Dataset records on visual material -
>>>>>

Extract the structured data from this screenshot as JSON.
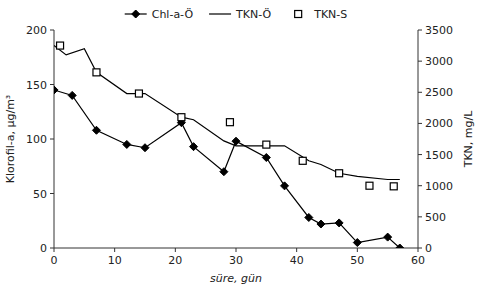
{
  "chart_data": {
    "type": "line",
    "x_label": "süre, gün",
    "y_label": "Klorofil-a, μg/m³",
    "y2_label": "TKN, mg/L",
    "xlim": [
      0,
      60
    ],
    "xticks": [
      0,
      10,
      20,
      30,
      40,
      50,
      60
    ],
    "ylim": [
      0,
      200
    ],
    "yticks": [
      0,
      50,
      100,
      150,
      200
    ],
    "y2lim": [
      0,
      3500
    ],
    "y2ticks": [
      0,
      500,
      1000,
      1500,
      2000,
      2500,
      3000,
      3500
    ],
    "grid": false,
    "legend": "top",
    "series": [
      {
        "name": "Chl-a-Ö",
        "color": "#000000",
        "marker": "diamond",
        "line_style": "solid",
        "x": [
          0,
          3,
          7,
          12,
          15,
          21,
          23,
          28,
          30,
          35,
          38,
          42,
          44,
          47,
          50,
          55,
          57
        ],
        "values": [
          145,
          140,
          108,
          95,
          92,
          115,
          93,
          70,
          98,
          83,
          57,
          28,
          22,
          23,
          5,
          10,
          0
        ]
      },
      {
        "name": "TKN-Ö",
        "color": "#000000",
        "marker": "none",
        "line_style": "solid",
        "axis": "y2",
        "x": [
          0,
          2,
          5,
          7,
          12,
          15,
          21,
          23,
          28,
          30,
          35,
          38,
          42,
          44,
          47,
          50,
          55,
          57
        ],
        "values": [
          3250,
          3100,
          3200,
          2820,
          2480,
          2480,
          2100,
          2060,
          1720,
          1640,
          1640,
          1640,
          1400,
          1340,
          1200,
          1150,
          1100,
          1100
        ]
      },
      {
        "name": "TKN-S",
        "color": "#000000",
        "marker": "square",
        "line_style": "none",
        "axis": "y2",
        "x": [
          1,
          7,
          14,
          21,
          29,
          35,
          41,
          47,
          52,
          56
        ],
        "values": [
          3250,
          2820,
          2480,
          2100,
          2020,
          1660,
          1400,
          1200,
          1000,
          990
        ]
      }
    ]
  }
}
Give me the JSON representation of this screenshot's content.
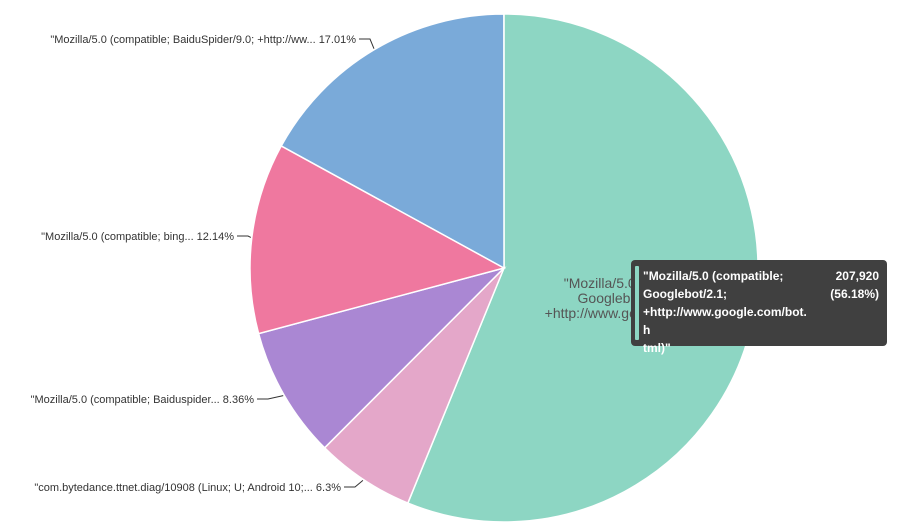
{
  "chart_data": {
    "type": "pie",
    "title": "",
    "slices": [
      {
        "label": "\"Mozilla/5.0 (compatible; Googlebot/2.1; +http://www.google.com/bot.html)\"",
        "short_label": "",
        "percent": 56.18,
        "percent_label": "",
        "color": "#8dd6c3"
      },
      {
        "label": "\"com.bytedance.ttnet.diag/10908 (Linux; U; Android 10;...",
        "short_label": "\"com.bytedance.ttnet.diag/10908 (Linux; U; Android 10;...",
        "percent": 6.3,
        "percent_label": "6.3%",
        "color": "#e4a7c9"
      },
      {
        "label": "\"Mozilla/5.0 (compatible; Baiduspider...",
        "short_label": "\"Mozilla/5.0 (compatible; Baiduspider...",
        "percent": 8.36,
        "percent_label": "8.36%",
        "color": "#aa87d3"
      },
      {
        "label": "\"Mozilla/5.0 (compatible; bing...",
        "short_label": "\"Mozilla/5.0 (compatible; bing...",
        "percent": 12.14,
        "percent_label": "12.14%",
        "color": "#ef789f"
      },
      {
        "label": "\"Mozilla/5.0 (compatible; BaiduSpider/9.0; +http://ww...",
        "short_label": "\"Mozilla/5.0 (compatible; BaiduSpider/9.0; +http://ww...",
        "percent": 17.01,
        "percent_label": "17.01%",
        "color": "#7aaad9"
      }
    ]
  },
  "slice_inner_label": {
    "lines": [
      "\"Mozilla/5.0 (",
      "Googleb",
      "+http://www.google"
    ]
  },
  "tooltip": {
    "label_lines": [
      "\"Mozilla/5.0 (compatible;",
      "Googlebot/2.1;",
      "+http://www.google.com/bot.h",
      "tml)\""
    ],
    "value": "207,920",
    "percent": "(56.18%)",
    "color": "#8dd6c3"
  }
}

<<<<<
>>>>>

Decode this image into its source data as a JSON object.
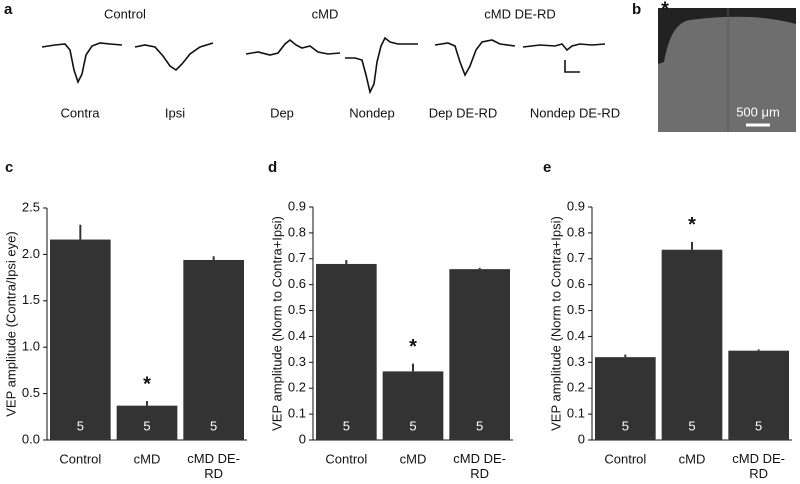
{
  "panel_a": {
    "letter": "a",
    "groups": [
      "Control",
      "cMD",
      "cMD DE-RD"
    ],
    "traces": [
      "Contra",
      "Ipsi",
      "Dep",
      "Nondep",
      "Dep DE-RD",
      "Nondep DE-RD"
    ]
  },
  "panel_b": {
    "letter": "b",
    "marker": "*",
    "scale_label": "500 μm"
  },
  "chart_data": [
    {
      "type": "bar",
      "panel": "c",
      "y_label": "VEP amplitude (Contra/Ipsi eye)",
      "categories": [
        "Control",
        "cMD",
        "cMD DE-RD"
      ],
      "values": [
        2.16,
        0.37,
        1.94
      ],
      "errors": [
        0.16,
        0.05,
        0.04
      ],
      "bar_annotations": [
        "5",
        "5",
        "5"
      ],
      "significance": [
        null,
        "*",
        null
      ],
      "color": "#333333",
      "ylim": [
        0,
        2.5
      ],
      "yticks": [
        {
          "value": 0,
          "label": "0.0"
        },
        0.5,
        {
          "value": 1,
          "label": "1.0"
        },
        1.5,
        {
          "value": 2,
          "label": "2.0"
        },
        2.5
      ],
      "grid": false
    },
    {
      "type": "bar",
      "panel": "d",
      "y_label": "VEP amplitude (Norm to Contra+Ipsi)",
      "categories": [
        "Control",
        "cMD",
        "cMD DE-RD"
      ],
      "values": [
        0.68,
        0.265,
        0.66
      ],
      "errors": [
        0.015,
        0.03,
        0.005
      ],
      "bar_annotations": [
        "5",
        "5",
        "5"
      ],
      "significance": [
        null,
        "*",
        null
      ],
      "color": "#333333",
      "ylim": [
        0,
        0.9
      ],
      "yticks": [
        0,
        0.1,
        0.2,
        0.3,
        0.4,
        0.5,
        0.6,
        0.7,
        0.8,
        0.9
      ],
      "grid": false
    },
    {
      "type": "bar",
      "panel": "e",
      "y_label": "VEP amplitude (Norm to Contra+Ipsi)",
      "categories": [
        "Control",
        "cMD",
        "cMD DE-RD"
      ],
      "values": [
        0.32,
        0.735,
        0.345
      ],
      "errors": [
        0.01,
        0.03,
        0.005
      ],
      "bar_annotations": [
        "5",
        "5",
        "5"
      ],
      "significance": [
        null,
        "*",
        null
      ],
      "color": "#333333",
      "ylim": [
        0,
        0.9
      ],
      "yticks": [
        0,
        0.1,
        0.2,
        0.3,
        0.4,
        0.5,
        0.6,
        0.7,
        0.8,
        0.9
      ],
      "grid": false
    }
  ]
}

<<<<<

WRITTEN PROBLEM -
Show every line in the records above that contains the word "bytedance".

ANSWER FOR THE TASK -
        "label": "\"com.bytedance.ttnet.diag/10908 (Linux; U; Android 10;...",
        "short_label": "\"com.bytedance.ttnet.diag/10908 (Linux; U; Android 10;...",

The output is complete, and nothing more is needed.